_DATA FOR THIS TASK_.

---

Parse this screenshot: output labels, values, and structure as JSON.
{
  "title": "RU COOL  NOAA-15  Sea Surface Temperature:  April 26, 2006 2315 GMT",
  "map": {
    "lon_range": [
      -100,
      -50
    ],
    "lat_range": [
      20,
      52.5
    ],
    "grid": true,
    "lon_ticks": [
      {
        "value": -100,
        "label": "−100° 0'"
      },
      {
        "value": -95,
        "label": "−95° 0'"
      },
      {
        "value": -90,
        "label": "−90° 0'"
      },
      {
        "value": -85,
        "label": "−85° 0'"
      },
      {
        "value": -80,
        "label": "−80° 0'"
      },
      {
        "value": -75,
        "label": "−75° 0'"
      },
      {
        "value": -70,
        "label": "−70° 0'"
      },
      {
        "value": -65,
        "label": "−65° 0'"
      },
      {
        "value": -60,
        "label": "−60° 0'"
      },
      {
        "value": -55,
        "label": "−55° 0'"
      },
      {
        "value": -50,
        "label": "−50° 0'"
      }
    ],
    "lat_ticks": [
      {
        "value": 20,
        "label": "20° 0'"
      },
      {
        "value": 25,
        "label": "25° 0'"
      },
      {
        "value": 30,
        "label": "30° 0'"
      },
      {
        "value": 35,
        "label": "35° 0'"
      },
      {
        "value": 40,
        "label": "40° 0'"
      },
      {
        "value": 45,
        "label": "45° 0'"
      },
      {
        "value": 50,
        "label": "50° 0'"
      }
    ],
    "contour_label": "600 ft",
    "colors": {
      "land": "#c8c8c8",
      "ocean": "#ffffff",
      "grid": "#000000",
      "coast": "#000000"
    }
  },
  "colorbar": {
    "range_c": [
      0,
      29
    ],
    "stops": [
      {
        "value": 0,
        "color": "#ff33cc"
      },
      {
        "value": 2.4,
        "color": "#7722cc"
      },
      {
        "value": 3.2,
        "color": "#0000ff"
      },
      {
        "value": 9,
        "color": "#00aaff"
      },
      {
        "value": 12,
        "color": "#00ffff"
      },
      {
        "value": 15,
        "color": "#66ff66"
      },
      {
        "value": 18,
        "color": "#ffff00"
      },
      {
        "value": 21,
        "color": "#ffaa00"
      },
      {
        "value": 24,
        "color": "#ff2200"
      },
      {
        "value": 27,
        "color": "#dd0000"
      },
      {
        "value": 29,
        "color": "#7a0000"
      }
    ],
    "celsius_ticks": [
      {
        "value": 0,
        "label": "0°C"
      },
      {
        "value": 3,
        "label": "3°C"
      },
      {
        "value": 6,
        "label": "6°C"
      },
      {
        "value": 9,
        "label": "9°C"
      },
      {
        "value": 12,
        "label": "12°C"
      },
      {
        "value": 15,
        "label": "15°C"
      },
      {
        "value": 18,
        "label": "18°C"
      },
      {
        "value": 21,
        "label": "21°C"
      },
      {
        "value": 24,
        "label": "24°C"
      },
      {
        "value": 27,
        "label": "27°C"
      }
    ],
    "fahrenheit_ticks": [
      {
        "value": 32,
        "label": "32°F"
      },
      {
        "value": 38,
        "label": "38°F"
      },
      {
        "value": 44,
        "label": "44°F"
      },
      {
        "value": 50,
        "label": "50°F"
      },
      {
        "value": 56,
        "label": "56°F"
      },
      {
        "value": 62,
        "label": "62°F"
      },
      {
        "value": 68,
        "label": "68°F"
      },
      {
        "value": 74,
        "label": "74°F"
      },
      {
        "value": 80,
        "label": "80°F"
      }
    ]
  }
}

---

_PROBLEM REQUIREMENTS_. Exactly reproduce all of the entries.

_WRITTEN SOLUTION_.
Parse this screenshot: output labels, values, and structure as JSON.
{
  "title": "RU COOL  NOAA-15  Sea Surface Temperature:  April 26, 2006 2315 GMT",
  "map": {
    "lon_range": [
      -100,
      -50
    ],
    "lat_range": [
      20,
      52.5
    ],
    "grid": true,
    "lon_ticks": [
      {
        "value": -100,
        "label": "−100° 0'"
      },
      {
        "value": -95,
        "label": "−95° 0'"
      },
      {
        "value": -90,
        "label": "−90° 0'"
      },
      {
        "value": -85,
        "label": "−85° 0'"
      },
      {
        "value": -80,
        "label": "−80° 0'"
      },
      {
        "value": -75,
        "label": "−75° 0'"
      },
      {
        "value": -70,
        "label": "−70° 0'"
      },
      {
        "value": -65,
        "label": "−65° 0'"
      },
      {
        "value": -60,
        "label": "−60° 0'"
      },
      {
        "value": -55,
        "label": "−55° 0'"
      },
      {
        "value": -50,
        "label": "−50° 0'"
      }
    ],
    "lat_ticks": [
      {
        "value": 20,
        "label": "20° 0'"
      },
      {
        "value": 25,
        "label": "25° 0'"
      },
      {
        "value": 30,
        "label": "30° 0'"
      },
      {
        "value": 35,
        "label": "35° 0'"
      },
      {
        "value": 40,
        "label": "40° 0'"
      },
      {
        "value": 45,
        "label": "45° 0'"
      },
      {
        "value": 50,
        "label": "50° 0'"
      }
    ],
    "contour_label": "600 ft",
    "colors": {
      "land": "#c8c8c8",
      "ocean": "#ffffff",
      "grid": "#000000",
      "coast": "#000000"
    }
  },
  "colorbar": {
    "range_c": [
      0,
      29
    ],
    "stops": [
      {
        "value": 0,
        "color": "#ff33cc"
      },
      {
        "value": 2.4,
        "color": "#7722cc"
      },
      {
        "value": 3.2,
        "color": "#0000ff"
      },
      {
        "value": 9,
        "color": "#00aaff"
      },
      {
        "value": 12,
        "color": "#00ffff"
      },
      {
        "value": 15,
        "color": "#66ff66"
      },
      {
        "value": 18,
        "color": "#ffff00"
      },
      {
        "value": 21,
        "color": "#ffaa00"
      },
      {
        "value": 24,
        "color": "#ff2200"
      },
      {
        "value": 27,
        "color": "#dd0000"
      },
      {
        "value": 29,
        "color": "#7a0000"
      }
    ],
    "celsius_ticks": [
      {
        "value": 0,
        "label": "0°C"
      },
      {
        "value": 3,
        "label": "3°C"
      },
      {
        "value": 6,
        "label": "6°C"
      },
      {
        "value": 9,
        "label": "9°C"
      },
      {
        "value": 12,
        "label": "12°C"
      },
      {
        "value": 15,
        "label": "15°C"
      },
      {
        "value": 18,
        "label": "18°C"
      },
      {
        "value": 21,
        "label": "21°C"
      },
      {
        "value": 24,
        "label": "24°C"
      },
      {
        "value": 27,
        "label": "27°C"
      }
    ],
    "fahrenheit_ticks": [
      {
        "value": 32,
        "label": "32°F"
      },
      {
        "value": 38,
        "label": "38°F"
      },
      {
        "value": 44,
        "label": "44°F"
      },
      {
        "value": 50,
        "label": "50°F"
      },
      {
        "value": 56,
        "label": "56°F"
      },
      {
        "value": 62,
        "label": "62°F"
      },
      {
        "value": 68,
        "label": "68°F"
      },
      {
        "value": 74,
        "label": "74°F"
      },
      {
        "value": 80,
        "label": "80°F"
      }
    ]
  }
}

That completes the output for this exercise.